[Lines of data]
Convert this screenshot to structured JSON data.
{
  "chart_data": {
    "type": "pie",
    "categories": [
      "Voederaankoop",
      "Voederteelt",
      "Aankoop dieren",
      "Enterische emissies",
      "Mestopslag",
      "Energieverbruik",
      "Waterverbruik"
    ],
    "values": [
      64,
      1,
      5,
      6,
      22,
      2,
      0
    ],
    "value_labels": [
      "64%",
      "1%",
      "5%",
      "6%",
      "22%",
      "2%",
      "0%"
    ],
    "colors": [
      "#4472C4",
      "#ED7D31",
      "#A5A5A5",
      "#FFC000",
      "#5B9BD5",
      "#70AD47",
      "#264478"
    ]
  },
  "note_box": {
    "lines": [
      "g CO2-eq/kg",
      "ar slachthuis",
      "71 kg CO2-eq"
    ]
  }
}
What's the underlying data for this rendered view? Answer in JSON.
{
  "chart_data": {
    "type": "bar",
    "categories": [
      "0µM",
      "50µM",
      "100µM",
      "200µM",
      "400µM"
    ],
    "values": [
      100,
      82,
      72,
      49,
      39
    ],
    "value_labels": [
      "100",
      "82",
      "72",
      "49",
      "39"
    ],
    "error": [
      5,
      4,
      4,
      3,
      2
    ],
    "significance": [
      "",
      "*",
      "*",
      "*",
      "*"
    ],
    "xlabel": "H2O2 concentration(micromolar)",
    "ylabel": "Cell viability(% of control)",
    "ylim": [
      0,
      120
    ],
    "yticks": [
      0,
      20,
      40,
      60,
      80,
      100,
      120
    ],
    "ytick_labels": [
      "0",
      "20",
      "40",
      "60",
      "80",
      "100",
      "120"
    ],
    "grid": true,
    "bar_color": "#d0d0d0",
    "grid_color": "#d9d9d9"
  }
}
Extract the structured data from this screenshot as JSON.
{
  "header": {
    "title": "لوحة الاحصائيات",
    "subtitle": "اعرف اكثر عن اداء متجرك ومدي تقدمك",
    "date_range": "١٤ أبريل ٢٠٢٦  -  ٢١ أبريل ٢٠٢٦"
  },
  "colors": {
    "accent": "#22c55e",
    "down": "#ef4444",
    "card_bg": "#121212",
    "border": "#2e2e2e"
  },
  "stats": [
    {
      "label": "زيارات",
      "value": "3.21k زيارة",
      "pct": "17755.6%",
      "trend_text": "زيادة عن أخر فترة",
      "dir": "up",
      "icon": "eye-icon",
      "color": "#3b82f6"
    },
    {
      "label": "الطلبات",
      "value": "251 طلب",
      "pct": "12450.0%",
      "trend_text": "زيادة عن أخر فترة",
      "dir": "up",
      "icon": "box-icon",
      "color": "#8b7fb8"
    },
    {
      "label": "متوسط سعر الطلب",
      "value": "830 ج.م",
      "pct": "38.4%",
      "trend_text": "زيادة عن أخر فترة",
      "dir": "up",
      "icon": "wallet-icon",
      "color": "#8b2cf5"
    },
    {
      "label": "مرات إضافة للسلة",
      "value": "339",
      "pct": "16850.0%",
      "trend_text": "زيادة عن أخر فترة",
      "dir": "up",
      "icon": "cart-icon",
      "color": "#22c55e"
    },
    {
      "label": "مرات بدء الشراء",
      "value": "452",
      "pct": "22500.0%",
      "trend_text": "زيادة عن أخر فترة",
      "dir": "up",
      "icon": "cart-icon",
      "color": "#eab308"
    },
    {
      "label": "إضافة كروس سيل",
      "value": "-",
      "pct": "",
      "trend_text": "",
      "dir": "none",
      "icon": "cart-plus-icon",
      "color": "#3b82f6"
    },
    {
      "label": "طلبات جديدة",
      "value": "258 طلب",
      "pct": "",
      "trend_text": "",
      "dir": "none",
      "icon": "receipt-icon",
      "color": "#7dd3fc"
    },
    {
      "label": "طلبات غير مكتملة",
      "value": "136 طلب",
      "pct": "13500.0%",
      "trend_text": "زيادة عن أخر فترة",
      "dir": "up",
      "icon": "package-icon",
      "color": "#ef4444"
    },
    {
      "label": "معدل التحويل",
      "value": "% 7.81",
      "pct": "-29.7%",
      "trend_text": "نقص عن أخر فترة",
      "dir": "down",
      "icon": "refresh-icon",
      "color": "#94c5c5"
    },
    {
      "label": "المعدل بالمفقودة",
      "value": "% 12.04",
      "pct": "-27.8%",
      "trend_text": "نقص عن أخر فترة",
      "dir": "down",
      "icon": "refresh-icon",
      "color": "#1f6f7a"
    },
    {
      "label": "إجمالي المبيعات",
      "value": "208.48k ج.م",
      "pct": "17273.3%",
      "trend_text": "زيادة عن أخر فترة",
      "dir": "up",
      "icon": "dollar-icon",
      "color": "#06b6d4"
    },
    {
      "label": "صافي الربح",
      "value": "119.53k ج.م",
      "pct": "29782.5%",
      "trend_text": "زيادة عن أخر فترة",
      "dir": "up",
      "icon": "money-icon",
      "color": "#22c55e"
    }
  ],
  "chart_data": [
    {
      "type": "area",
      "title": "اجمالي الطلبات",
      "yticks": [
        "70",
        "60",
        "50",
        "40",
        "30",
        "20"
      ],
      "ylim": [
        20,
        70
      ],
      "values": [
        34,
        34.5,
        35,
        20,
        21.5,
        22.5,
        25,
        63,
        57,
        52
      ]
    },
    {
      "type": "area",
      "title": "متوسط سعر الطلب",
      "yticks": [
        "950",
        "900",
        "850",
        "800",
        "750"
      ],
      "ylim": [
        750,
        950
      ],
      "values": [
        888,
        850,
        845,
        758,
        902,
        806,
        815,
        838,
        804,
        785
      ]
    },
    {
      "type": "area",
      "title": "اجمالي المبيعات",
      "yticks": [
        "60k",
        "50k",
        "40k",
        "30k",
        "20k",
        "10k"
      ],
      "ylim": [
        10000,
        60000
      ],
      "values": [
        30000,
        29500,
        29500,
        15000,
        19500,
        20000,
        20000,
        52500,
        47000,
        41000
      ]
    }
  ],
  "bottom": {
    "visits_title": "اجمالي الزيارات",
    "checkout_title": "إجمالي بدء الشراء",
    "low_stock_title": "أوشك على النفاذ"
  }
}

» YOUR OBJECTIVE
Each line in the material above must be retyped without alteration.

» TASK RESULT
Convert this screenshot to structured JSON data.
{
  "chart_data": {
    "type": "pie",
    "categories": [
      "Voederaankoop",
      "Voederteelt",
      "Aankoop dieren",
      "Enterische emissies",
      "Mestopslag",
      "Energieverbruik",
      "Waterverbruik"
    ],
    "values": [
      64,
      1,
      5,
      6,
      22,
      2,
      0
    ],
    "value_labels": [
      "64%",
      "1%",
      "5%",
      "6%",
      "22%",
      "2%",
      "0%"
    ],
    "colors": [
      "#4472C4",
      "#ED7D31",
      "#A5A5A5",
      "#FFC000",
      "#5B9BD5",
      "#70AD47",
      "#264478"
    ]
  },
  "note_box": {
    "lines": [
      "g CO2-eq/kg",
      "ar slachthuis",
      "71 kg CO2-eq"
    ]
  }
}
What's the underlying data for this rendered view? Answer in JSON.
{
  "chart_data": {
    "type": "bar",
    "categories": [
      "0µM",
      "50µM",
      "100µM",
      "200µM",
      "400µM"
    ],
    "values": [
      100,
      82,
      72,
      49,
      39
    ],
    "value_labels": [
      "100",
      "82",
      "72",
      "49",
      "39"
    ],
    "error": [
      5,
      4,
      4,
      3,
      2
    ],
    "significance": [
      "",
      "*",
      "*",
      "*",
      "*"
    ],
    "xlabel": "H2O2 concentration(micromolar)",
    "ylabel": "Cell viability(% of control)",
    "ylim": [
      0,
      120
    ],
    "yticks": [
      0,
      20,
      40,
      60,
      80,
      100,
      120
    ],
    "ytick_labels": [
      "0",
      "20",
      "40",
      "60",
      "80",
      "100",
      "120"
    ],
    "grid": true,
    "bar_color": "#d0d0d0",
    "grid_color": "#d9d9d9"
  }
}
Extract the structured data from this screenshot as JSON.
{
  "header": {
    "title": "لوحة الاحصائيات",
    "subtitle": "اعرف اكثر عن اداء متجرك ومدي تقدمك",
    "date_range": "١٤ أبريل ٢٠٢٦  -  ٢١ أبريل ٢٠٢٦"
  },
  "colors": {
    "accent": "#22c55e",
    "down": "#ef4444",
    "card_bg": "#121212",
    "border": "#2e2e2e"
  },
  "stats": [
    {
      "label": "زيارات",
      "value": "3.21k زيارة",
      "pct": "17755.6%",
      "trend_text": "زيادة عن أخر فترة",
      "dir": "up",
      "icon": "eye-icon",
      "color": "#3b82f6"
    },
    {
      "label": "الطلبات",
      "value": "251 طلب",
      "pct": "12450.0%",
      "trend_text": "زيادة عن أخر فترة",
      "dir": "up",
      "icon": "box-icon",
      "color": "#8b7fb8"
    },
    {
      "label": "متوسط سعر الطلب",
      "value": "830 ج.م",
      "pct": "38.4%",
      "trend_text": "زيادة عن أخر فترة",
      "dir": "up",
      "icon": "wallet-icon",
      "color": "#8b2cf5"
    },
    {
      "label": "مرات إضافة للسلة",
      "value": "339",
      "pct": "16850.0%",
      "trend_text": "زيادة عن أخر فترة",
      "dir": "up",
      "icon": "cart-icon",
      "color": "#22c55e"
    },
    {
      "label": "مرات بدء الشراء",
      "value": "452",
      "pct": "22500.0%",
      "trend_text": "زيادة عن أخر فترة",
      "dir": "up",
      "icon": "cart-icon",
      "color": "#eab308"
    },
    {
      "label": "إضافة كروس سيل",
      "value": "-",
      "pct": "",
      "trend_text": "",
      "dir": "none",
      "icon": "cart-plus-icon",
      "color": "#3b82f6"
    },
    {
      "label": "طلبات جديدة",
      "value": "258 طلب",
      "pct": "",
      "trend_text": "",
      "dir": "none",
      "icon": "receipt-icon",
      "color": "#7dd3fc"
    },
    {
      "label": "طلبات غير مكتملة",
      "value": "136 طلب",
      "pct": "13500.0%",
      "trend_text": "زيادة عن أخر فترة",
      "dir": "up",
      "icon": "package-icon",
      "color": "#ef4444"
    },
    {
      "label": "معدل التحويل",
      "value": "% 7.81",
      "pct": "-29.7%",
      "trend_text": "نقص عن أخر فترة",
      "dir": "down",
      "icon": "refresh-icon",
      "color": "#94c5c5"
    },
    {
      "label": "المعدل بالمفقودة",
      "value": "% 12.04",
      "pct": "-27.8%",
      "trend_text": "نقص عن أخر فترة",
      "dir": "down",
      "icon": "refresh-icon",
      "color": "#1f6f7a"
    },
    {
      "label": "إجمالي المبيعات",
      "value": "208.48k ج.م",
      "pct": "17273.3%",
      "trend_text": "زيادة عن أخر فترة",
      "dir": "up",
      "icon": "dollar-icon",
      "color": "#06b6d4"
    },
    {
      "label": "صافي الربح",
      "value": "119.53k ج.م",
      "pct": "29782.5%",
      "trend_text": "زيادة عن أخر فترة",
      "dir": "up",
      "icon": "money-icon",
      "color": "#22c55e"
    }
  ],
  "chart_data": [
    {
      "type": "area",
      "title": "اجمالي الطلبات",
      "yticks": [
        "70",
        "60",
        "50",
        "40",
        "30",
        "20"
      ],
      "ylim": [
        20,
        70
      ],
      "values": [
        34,
        34.5,
        35,
        20,
        21.5,
        22.5,
        25,
        63,
        57,
        52
      ]
    },
    {
      "type": "area",
      "title": "متوسط سعر الطلب",
      "yticks": [
        "950",
        "900",
        "850",
        "800",
        "750"
      ],
      "ylim": [
        750,
        950
      ],
      "values": [
        888,
        850,
        845,
        758,
        902,
        806,
        815,
        838,
        804,
        785
      ]
    },
    {
      "type": "area",
      "title": "اجمالي المبيعات",
      "yticks": [
        "60k",
        "50k",
        "40k",
        "30k",
        "20k",
        "10k"
      ],
      "ylim": [
        10000,
        60000
      ],
      "values": [
        30000,
        29500,
        29500,
        15000,
        19500,
        20000,
        20000,
        52500,
        47000,
        41000
      ]
    }
  ],
  "bottom": {
    "visits_title": "اجمالي الزيارات",
    "checkout_title": "إجمالي بدء الشراء",
    "low_stock_title": "أوشك على النفاذ"
  }
}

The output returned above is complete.